### What is asked
Every line below is to be quoted exactly, with nothing added or dropped.

===== Provided material =====

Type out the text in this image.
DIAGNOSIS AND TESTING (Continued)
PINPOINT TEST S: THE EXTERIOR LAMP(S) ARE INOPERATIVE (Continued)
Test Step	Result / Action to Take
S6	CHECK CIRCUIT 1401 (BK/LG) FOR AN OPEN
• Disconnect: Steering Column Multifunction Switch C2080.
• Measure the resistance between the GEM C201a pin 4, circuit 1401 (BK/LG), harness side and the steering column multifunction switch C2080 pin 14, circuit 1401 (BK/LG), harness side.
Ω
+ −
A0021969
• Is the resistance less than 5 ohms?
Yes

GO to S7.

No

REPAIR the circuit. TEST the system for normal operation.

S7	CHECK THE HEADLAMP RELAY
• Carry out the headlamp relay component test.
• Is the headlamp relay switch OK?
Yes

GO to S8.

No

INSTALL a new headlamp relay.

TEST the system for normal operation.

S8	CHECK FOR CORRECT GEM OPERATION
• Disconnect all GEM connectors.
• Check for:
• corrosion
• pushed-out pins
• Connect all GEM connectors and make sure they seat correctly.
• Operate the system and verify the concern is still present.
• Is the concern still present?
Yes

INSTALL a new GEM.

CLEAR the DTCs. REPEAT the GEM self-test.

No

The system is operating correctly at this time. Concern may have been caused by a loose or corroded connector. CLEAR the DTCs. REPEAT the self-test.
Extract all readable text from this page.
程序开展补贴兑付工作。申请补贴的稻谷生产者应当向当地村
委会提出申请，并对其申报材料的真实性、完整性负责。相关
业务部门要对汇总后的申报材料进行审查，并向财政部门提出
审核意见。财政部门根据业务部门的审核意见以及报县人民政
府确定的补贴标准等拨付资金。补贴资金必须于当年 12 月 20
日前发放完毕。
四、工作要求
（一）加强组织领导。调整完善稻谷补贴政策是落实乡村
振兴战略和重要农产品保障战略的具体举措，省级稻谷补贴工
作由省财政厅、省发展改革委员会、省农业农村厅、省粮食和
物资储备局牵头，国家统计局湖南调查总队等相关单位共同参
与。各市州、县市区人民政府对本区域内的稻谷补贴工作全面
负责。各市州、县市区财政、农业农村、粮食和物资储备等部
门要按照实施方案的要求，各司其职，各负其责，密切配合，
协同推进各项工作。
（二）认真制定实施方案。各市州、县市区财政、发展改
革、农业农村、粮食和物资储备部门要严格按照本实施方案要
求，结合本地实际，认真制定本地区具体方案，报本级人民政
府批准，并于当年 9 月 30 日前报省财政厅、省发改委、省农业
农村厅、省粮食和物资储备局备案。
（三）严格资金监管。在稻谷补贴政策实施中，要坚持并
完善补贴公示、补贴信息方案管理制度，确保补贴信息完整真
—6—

=====

### The output
Type out the text in this image.
DIAGNOSIS AND TESTING (Continued)
PINPOINT TEST S: THE EXTERIOR LAMP(S) ARE INOPERATIVE (Continued)
Test Step	Result / Action to Take
S6	CHECK CIRCUIT 1401 (BK/LG) FOR AN OPEN
• Disconnect: Steering Column Multifunction Switch C2080.
• Measure the resistance between the GEM C201a pin 4, circuit 1401 (BK/LG), harness side and the steering column multifunction switch C2080 pin 14, circuit 1401 (BK/LG), harness side.
Ω
+ −
A0021969
• Is the resistance less than 5 ohms?
Yes

GO to S7.

No

REPAIR the circuit. TEST the system for normal operation.

S7	CHECK THE HEADLAMP RELAY
• Carry out the headlamp relay component test.
• Is the headlamp relay switch OK?
Yes

GO to S8.

No

INSTALL a new headlamp relay.

TEST the system for normal operation.

S8	CHECK FOR CORRECT GEM OPERATION
• Disconnect all GEM connectors.
• Check for:
• corrosion
• pushed-out pins
• Connect all GEM connectors and make sure they seat correctly.
• Operate the system and verify the concern is still present.
• Is the concern still present?
Yes

INSTALL a new GEM.

CLEAR the DTCs. REPEAT the GEM self-test.

No

The system is operating correctly at this time. Concern may have been caused by a loose or corroded connector. CLEAR the DTCs. REPEAT the self-test.
Extract all readable text from this page.
程序开展补贴兑付工作。申请补贴的稻谷生产者应当向当地村
委会提出申请，并对其申报材料的真实性、完整性负责。相关
业务部门要对汇总后的申报材料进行审查，并向财政部门提出
审核意见。财政部门根据业务部门的审核意见以及报县人民政
府确定的补贴标准等拨付资金。补贴资金必须于当年 12 月 20
日前发放完毕。
四、工作要求
（一）加强组织领导。调整完善稻谷补贴政策是落实乡村
振兴战略和重要农产品保障战略的具体举措，省级稻谷补贴工
作由省财政厅、省发展改革委员会、省农业农村厅、省粮食和
物资储备局牵头，国家统计局湖南调查总队等相关单位共同参
与。各市州、县市区人民政府对本区域内的稻谷补贴工作全面
负责。各市州、县市区财政、农业农村、粮食和物资储备等部
门要按照实施方案的要求，各司其职，各负其责，密切配合，
协同推进各项工作。
（二）认真制定实施方案。各市州、县市区财政、发展改
革、农业农村、粮食和物资储备部门要严格按照本实施方案要
求，结合本地实际，认真制定本地区具体方案，报本级人民政
府批准，并于当年 9 月 30 日前报省财政厅、省发改委、省农业
农村厅、省粮食和物资储备局备案。
（三）严格资金监管。在稻谷补贴政策实施中，要坚持并
完善补贴公示、补贴信息方案管理制度，确保补贴信息完整真
—6—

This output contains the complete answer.